- _Given request_
Reproduce the lines of the material exactly, excluding every image.

- _Dataset extract_

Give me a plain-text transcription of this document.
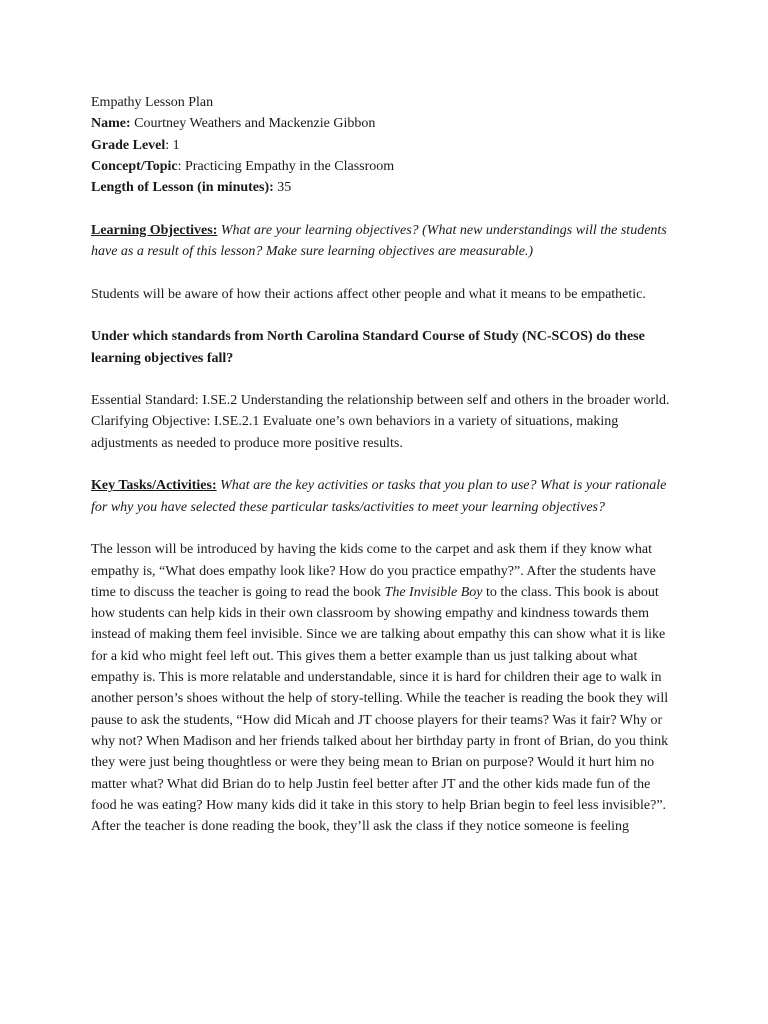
Empathy Lesson Plan
Name: Courtney Weathers and Mackenzie Gibbon
Grade Level: 1
Concept/Topic: Practicing Empathy in the Classroom
Length of Lesson (in minutes): 35
Learning Objectives: What are your learning objectives? (What new understandings will the students have as a result of this lesson? Make sure learning objectives are measurable.)
Students will be aware of how their actions affect other people and what it means to be empathetic.
Under which standards from North Carolina Standard Course of Study (NC-SCOS) do these learning objectives fall?
Essential Standard: I.SE.2 Understanding the relationship between self and others in the broader world.
Clarifying Objective: I.SE.2.1 Evaluate one’s own behaviors in a variety of situations, making adjustments as needed to produce more positive results.
Key Tasks/Activities: What are the key activities or tasks that you plan to use? What is your rationale for why you have selected these particular tasks/activities to meet your learning objectives?
The lesson will be introduced by having the kids come to the carpet and ask them if they know what empathy is, “What does empathy look like? How do you practice empathy?”. After the students have time to discuss the teacher is going to read the book The Invisible Boy to the class. This book is about how students can help kids in their own classroom by showing empathy and kindness towards them instead of making them feel invisible. Since we are talking about empathy this can show what it is like for a kid who might feel left out. This gives them a better example than us just talking about what empathy is. This is more relatable and understandable, since it is hard for children their age to walk in another person’s shoes without the help of story-telling. While the teacher is reading the book they will pause to ask the students, “How did Micah and JT choose players for their teams? Was it fair? Why or why not? When Madison and her friends talked about her birthday party in front of Brian, do you think they were just being thoughtless or were they being mean to Brian on purpose? Would it hurt him no matter what? What did Brian do to help Justin feel better after JT and the other kids made fun of the food he was eating? How many kids did it take in this story to help Brian begin to feel less invisible?”. After the teacher is done reading the book, they’ll ask the class if they notice someone is feeling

- _Worked answer_
Give me a plain-text transcription of this document.
Empathy Lesson Plan
Name: Courtney Weathers and Mackenzie Gibbon
Grade Level: 1
Concept/Topic: Practicing Empathy in the Classroom
Length of Lesson (in minutes): 35
Learning Objectives: What are your learning objectives? (What new understandings will the students have as a result of this lesson? Make sure learning objectives are measurable.)
Students will be aware of how their actions affect other people and what it means to be empathetic.
Under which standards from North Carolina Standard Course of Study (NC-SCOS) do these learning objectives fall?
Essential Standard: I.SE.2 Understanding the relationship between self and others in the broader world.
Clarifying Objective: I.SE.2.1 Evaluate one’s own behaviors in a variety of situations, making adjustments as needed to produce more positive results.
Key Tasks/Activities: What are the key activities or tasks that you plan to use? What is your rationale for why you have selected these particular tasks/activities to meet your learning objectives?
The lesson will be introduced by having the kids come to the carpet and ask them if they know what empathy is, “What does empathy look like? How do you practice empathy?”. After the students have time to discuss the teacher is going to read the book The Invisible Boy to the class. This book is about how students can help kids in their own classroom by showing empathy and kindness towards them instead of making them feel invisible. Since we are talking about empathy this can show what it is like for a kid who might feel left out. This gives them a better example than us just talking about what empathy is. This is more relatable and understandable, since it is hard for children their age to walk in another person’s shoes without the help of story-telling. While the teacher is reading the book they will pause to ask the students, “How did Micah and JT choose players for their teams? Was it fair? Why or why not? When Madison and her friends talked about her birthday party in front of Brian, do you think they were just being thoughtless or were they being mean to Brian on purpose? Would it hurt him no matter what? What did Brian do to help Justin feel better after JT and the other kids made fun of the food he was eating? How many kids did it take in this story to help Brian begin to feel less invisible?”. After the teacher is done reading the book, they’ll ask the class if they notice someone is feeling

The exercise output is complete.